• TASK BRIEF: Extract all data as written.

• THE RECORDS:
┄┄┄┄┄┄

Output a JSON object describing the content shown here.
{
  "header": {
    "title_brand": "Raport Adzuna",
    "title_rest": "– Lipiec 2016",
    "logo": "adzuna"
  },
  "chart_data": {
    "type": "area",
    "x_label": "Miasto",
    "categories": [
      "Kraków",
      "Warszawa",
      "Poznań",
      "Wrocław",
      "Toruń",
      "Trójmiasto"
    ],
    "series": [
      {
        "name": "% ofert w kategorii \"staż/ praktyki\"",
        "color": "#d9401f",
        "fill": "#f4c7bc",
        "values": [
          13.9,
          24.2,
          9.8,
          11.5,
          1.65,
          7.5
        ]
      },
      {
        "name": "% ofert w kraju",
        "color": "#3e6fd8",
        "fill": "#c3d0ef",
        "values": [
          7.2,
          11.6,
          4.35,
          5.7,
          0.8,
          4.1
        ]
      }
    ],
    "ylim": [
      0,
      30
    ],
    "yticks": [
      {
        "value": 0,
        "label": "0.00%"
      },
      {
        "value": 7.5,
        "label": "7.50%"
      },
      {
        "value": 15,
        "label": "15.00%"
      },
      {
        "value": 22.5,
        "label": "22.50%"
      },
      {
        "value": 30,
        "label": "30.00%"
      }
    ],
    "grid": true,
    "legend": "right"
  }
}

┄┄┄┄┄┄

• FULL ANSWER:
Output a JSON object describing the content shown here.
{
  "header": {
    "title_brand": "Raport Adzuna",
    "title_rest": "– Lipiec 2016",
    "logo": "adzuna"
  },
  "chart_data": {
    "type": "area",
    "x_label": "Miasto",
    "categories": [
      "Kraków",
      "Warszawa",
      "Poznań",
      "Wrocław",
      "Toruń",
      "Trójmiasto"
    ],
    "series": [
      {
        "name": "% ofert w kategorii \"staż/ praktyki\"",
        "color": "#d9401f",
        "fill": "#f4c7bc",
        "values": [
          13.9,
          24.2,
          9.8,
          11.5,
          1.65,
          7.5
        ]
      },
      {
        "name": "% ofert w kraju",
        "color": "#3e6fd8",
        "fill": "#c3d0ef",
        "values": [
          7.2,
          11.6,
          4.35,
          5.7,
          0.8,
          4.1
        ]
      }
    ],
    "ylim": [
      0,
      30
    ],
    "yticks": [
      {
        "value": 0,
        "label": "0.00%"
      },
      {
        "value": 7.5,
        "label": "7.50%"
      },
      {
        "value": 15,
        "label": "15.00%"
      },
      {
        "value": 22.5,
        "label": "22.50%"
      },
      {
        "value": 30,
        "label": "30.00%"
      }
    ],
    "grid": true,
    "legend": "right"
  }
}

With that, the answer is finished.